Records from a data collection
--- START ---
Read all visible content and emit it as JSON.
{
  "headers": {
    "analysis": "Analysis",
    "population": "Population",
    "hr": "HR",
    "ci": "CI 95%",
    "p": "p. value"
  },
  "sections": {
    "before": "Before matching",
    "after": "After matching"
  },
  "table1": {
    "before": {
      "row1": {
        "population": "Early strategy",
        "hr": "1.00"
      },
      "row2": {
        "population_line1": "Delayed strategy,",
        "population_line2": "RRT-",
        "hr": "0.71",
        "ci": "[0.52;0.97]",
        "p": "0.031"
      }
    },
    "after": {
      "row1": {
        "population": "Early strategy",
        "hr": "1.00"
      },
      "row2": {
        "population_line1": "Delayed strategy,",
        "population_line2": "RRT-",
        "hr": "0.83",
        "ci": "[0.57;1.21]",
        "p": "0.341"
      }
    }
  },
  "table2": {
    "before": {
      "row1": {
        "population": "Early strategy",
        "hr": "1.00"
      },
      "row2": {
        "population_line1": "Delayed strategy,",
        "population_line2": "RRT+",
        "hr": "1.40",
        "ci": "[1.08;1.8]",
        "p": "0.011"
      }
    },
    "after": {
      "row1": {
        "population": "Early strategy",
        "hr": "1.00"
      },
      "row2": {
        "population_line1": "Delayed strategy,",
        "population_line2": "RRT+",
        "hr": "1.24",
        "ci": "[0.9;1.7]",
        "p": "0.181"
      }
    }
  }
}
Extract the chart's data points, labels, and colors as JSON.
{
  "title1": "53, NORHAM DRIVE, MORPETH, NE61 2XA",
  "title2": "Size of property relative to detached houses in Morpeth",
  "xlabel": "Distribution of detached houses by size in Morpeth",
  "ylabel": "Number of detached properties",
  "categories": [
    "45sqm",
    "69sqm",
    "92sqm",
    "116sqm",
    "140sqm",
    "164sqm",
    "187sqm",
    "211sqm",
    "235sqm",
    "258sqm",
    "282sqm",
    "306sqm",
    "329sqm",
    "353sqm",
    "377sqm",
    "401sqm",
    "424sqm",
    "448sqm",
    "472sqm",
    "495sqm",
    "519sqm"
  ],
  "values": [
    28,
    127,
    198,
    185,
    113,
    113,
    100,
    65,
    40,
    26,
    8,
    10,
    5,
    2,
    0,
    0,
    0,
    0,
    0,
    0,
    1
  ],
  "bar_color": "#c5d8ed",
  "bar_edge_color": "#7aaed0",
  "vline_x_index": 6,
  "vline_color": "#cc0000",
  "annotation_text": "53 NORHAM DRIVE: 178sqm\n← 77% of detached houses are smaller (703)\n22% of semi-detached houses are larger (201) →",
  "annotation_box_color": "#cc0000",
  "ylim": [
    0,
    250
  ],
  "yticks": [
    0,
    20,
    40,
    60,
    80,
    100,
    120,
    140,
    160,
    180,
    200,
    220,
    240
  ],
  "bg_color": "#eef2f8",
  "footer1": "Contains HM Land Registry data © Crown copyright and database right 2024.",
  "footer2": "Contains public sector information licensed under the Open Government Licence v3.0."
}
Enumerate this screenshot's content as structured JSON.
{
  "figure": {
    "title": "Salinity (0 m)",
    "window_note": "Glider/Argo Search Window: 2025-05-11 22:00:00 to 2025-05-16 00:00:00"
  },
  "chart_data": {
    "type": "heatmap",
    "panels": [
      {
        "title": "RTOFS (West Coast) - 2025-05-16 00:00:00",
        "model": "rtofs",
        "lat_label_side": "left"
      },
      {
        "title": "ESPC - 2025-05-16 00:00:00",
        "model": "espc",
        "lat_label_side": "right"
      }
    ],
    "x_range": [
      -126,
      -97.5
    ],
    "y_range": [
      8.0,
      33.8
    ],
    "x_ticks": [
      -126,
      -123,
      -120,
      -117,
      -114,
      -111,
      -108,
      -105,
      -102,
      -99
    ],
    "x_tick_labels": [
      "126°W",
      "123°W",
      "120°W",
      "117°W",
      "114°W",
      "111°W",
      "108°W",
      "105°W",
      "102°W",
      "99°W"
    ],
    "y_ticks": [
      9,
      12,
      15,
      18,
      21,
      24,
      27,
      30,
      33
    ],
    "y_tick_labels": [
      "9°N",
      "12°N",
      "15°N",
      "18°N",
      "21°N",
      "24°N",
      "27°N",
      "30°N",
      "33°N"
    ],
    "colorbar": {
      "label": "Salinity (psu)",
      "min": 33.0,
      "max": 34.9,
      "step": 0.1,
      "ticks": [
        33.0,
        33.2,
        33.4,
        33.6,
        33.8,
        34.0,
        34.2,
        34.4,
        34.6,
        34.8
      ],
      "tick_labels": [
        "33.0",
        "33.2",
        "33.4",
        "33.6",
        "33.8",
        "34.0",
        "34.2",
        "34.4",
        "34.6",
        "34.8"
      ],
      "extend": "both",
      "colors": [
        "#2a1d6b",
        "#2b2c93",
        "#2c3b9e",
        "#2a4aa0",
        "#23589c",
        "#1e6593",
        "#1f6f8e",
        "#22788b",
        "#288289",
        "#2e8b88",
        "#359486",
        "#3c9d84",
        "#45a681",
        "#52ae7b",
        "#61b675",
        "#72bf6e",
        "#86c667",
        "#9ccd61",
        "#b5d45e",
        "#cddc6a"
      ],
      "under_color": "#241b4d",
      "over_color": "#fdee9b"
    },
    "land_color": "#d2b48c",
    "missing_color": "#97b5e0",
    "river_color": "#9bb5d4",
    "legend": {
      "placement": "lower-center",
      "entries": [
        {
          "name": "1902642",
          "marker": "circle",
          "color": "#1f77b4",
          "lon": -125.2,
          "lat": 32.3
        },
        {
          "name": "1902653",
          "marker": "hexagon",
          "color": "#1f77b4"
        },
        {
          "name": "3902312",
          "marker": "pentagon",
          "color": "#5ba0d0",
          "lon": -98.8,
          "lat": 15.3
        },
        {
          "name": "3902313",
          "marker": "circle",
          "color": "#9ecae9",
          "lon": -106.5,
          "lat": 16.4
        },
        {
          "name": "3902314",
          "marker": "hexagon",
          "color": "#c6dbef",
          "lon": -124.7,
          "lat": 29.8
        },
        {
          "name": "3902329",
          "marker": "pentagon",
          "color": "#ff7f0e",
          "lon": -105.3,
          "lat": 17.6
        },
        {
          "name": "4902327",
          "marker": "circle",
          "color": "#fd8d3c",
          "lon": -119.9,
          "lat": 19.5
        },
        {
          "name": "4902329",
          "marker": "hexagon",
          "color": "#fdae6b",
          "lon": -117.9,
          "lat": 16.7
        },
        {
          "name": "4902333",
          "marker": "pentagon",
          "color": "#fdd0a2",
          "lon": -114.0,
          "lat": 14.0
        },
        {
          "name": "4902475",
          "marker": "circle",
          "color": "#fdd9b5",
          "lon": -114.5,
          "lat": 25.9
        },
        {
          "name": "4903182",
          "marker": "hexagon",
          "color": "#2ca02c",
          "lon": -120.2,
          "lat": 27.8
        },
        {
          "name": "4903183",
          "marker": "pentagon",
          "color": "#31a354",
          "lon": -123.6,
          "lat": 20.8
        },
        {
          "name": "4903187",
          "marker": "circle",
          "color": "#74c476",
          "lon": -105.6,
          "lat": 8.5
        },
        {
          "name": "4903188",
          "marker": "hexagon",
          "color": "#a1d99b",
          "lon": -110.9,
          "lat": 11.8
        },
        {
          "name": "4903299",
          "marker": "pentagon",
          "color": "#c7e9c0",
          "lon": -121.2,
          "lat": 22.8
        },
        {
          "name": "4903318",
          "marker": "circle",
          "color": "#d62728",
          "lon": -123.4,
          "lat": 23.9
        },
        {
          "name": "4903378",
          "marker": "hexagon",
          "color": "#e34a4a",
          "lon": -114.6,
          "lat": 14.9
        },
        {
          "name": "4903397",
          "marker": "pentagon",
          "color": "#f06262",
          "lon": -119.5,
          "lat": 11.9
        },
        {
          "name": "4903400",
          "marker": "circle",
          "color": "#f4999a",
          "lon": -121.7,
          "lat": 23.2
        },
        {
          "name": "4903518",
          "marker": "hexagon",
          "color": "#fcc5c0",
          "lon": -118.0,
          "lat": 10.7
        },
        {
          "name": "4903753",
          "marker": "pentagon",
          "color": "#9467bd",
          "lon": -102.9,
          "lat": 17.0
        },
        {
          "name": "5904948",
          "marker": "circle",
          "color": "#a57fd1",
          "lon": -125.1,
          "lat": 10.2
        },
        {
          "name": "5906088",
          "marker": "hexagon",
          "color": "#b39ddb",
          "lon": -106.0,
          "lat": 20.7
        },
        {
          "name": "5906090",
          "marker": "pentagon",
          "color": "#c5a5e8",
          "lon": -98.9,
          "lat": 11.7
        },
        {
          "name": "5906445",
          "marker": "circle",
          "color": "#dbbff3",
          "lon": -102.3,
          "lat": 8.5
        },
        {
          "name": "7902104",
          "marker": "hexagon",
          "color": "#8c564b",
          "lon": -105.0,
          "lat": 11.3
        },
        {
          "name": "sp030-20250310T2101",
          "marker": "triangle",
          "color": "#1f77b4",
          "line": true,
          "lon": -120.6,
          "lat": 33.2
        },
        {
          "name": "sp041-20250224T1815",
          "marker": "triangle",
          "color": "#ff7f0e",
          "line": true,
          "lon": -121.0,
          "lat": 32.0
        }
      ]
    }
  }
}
--- END ---
**Exercise:** Gather every line containing the word "houses" and copy it.

**Exercise response:**
  "title2": "Size of property relative to detached houses in Morpeth",
  "xlabel": "Distribution of detached houses by size in Morpeth",
  "annotation_text": "53 NORHAM DRIVE: 178sqm\n← 77% of detached houses are smaller (703)\n22% of semi-detached houses are larger (201) →",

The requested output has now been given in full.